GIVEN PASSAGE:
****************

Even Emily Bell admits it's shit, so I don't see why anyone would argue otherwise at this point. The only question is why the Guardian has said it's been working on fixing it for nearly eighteen months now to no effect whatsover.

Notably Newsarama's traffic numbers (which dropped by over a third after they adopted Pluck as a comment system) are back up since they dumped it and went back to vBulletin.

The thing is Phazer, it's like saying "How do we get from A to B" and you saying "Well, I wouldn't start from here" every time. I'm 99.9% sure if I asked at The Guardian if anyone thought it was a great idea to fly the comments in from a third party via Javascript on the client-side, the answer would be be no. However, I am also aware that at the time that was the least worst alternative from the options facing the business.

What is more interesting to me, and a shame you didn't pick up on, is that as far as I can tell none of the newspapers that use plain old fashioned in page HTML mark-up for their comments system make them available on their mobile versions. I'm intrigued why that should be, although I did notice that the Sky News iPhone app has a function to report news back to Sky using the phone's camera, which I thought was really interesting.

The thing is Phazer, it's like saying "How do we get from A to B" and you saying "Well, I wouldn't start from here" every time. I'm 99.9% sure if I asked at The Guardian if anyone thought it was a great idea to fly the comments in from a third party via Javascript on the client-side, the answer would be be no. However, I am also aware that at the time that was the least worst alternative from the options facing the business.

I know what the alternatives considered internally at the time were. Pluck was easily the worst of all of them but senior staff were clearly bamboozled by Pluck's sales team, as other sites were and lived to regret it.

****************

REQUIRED TASK A: In the discussion of the Guardian's comment system, how much did Newsarama's traffic drop after it adopted Pluck?
REQUIRED TASK B: Carry on the forum discussion about the Guardian's comment system, starting after its final sentence.
This material comes from a separate, unrelated source.

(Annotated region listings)
****************

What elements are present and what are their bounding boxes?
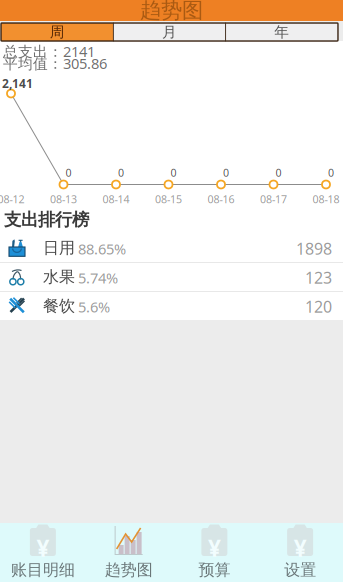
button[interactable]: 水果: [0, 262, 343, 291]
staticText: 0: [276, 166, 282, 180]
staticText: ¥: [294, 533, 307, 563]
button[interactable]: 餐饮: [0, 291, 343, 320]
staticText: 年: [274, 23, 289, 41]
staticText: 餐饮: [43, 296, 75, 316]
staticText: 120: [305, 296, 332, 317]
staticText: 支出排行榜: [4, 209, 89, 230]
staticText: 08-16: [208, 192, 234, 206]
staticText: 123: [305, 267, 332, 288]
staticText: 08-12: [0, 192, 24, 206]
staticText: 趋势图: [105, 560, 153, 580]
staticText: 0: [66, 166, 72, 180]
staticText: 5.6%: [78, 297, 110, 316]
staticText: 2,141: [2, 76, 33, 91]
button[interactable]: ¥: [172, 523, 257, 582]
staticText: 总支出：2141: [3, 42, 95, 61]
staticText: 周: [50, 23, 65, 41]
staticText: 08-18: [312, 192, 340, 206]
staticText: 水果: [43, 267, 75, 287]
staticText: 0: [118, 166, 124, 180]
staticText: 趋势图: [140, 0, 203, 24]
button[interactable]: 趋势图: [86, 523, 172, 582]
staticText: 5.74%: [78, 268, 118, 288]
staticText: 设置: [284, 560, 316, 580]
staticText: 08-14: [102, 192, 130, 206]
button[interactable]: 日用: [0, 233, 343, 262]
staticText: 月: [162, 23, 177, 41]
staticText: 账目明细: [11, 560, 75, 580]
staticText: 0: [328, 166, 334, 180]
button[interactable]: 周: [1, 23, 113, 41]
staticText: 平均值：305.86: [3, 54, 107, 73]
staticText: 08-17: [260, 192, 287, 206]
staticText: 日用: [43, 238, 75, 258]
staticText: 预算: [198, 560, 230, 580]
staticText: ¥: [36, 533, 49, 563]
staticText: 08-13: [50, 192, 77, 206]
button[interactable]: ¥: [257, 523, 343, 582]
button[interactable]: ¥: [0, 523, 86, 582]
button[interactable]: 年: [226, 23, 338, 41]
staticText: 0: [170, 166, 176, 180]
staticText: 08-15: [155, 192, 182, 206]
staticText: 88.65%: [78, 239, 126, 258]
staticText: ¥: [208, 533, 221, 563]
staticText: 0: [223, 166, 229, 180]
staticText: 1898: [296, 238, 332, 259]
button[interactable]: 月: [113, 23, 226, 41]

****************

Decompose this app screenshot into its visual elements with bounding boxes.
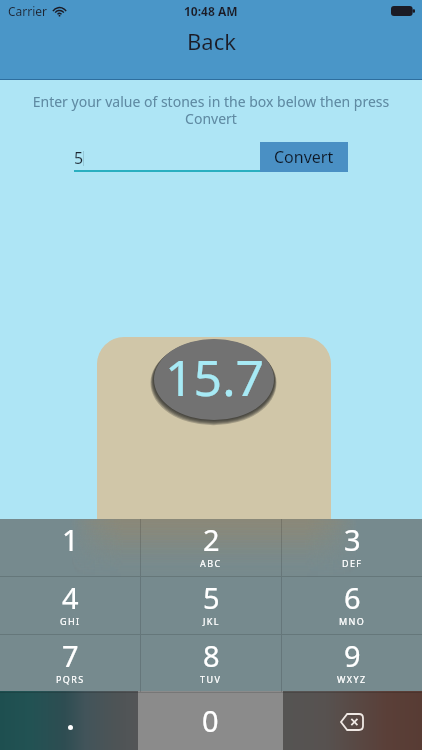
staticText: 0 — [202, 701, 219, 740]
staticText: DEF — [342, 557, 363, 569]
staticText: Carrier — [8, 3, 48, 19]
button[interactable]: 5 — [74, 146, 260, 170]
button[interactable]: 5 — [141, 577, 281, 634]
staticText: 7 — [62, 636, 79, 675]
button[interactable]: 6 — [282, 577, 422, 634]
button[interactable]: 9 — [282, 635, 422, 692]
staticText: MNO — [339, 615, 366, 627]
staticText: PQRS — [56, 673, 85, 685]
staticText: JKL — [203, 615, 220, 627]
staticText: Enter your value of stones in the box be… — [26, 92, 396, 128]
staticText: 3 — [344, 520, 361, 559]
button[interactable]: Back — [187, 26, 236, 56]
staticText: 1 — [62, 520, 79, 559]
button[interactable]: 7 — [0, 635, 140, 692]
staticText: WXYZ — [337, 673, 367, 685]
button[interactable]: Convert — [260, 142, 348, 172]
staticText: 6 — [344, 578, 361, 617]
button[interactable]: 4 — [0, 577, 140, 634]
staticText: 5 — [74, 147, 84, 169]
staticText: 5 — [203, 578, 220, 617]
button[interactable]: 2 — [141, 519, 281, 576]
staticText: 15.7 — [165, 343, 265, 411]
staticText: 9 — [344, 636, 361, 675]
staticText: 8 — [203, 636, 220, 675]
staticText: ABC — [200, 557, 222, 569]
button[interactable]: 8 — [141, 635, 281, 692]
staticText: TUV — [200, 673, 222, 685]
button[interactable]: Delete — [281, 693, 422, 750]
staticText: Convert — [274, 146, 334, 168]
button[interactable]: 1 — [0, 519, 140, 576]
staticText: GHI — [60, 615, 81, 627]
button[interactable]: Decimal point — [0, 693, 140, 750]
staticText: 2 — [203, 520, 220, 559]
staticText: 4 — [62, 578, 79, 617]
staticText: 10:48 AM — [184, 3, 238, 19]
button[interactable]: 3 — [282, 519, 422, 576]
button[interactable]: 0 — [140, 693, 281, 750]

****************

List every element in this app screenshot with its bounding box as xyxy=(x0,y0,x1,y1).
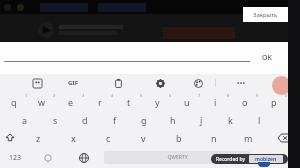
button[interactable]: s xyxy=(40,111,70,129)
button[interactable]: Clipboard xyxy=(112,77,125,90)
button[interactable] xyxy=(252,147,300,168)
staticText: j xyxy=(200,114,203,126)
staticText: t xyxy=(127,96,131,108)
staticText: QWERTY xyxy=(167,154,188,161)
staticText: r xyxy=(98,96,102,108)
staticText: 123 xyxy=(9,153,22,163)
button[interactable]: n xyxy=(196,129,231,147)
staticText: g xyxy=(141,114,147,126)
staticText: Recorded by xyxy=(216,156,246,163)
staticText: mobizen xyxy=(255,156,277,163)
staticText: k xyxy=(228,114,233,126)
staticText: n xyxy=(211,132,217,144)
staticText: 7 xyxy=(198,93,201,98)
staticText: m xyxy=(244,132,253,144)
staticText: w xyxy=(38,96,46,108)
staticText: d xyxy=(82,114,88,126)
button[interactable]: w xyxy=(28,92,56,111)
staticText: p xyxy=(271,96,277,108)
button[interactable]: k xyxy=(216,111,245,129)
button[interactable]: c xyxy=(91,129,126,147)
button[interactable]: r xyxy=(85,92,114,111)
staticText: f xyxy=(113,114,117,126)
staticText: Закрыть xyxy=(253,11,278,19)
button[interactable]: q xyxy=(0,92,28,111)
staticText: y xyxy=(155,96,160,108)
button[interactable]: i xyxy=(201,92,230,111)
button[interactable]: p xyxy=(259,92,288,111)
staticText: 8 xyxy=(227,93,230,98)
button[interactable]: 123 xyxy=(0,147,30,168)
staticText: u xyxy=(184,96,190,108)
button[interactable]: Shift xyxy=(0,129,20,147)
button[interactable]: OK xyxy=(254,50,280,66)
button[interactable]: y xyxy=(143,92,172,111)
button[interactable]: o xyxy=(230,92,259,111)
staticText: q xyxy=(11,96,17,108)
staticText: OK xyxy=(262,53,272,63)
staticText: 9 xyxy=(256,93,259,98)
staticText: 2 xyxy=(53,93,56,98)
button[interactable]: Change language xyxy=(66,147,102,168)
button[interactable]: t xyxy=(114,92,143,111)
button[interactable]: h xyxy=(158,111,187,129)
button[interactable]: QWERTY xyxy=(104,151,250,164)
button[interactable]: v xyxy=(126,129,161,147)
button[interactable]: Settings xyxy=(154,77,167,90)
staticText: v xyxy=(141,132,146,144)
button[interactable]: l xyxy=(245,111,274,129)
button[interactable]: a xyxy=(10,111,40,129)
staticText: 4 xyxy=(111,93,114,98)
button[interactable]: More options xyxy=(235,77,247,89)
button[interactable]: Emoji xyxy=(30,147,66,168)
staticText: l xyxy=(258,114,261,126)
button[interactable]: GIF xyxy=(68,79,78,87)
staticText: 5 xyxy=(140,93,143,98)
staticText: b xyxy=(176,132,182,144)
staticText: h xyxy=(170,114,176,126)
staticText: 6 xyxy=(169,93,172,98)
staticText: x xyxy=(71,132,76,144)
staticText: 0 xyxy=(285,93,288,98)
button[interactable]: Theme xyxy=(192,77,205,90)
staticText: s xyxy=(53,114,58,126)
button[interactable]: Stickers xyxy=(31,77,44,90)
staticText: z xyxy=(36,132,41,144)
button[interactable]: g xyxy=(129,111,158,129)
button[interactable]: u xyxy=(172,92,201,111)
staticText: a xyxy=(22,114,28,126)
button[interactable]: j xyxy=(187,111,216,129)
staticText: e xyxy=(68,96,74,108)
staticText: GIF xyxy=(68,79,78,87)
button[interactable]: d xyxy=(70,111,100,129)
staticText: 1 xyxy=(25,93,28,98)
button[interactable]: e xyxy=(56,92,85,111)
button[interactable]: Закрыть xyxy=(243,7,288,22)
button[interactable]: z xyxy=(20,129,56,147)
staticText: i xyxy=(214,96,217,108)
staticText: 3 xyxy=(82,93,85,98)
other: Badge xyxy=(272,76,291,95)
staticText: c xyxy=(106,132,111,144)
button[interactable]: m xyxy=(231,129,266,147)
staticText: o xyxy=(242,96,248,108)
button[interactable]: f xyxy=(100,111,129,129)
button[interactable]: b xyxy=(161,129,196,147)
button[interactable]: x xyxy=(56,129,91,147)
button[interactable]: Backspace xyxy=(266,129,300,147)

****************

RESPONSE A: It dropped by over a third.

RESPONSE B:
An option that relies on breaking your comments system is never the least worst option for comments. It cannot be, by definition.

And lets not forget here, that was not that long ago. Everyone who signed off that decision is pretty much still there.

The sooner that mistake is admitted, apologised for and started to be torn down the better. Things are just going to continue to get worse until it does.

The current system isn't just bad because it doesn't work on mobiles, it is for example broken with screen reading software, in direct breach of the Scott Trust's accessibiilty guidelines. It was a scandalous mistake at the time. Every day it goes past without fixing it just makes it worse.

What is more interesting to me, and a shame you didn't pick up on, is that as far as I can tell none of the newspapers that use plain old fashioned in page HTML mark-up for their comments system make them available on their mobile versions. I'm intrigued why that should be, although I did notice that the Sky News iPhone app has a function to report news back to Sky using the phone's camera, which I thought was really interesting.

I simply don't think it really matters, because their comments sections already work on mobile platforms on the full versions of their site, mostly in plain HTML. The Guardian is the only major newspaper where that's not the case.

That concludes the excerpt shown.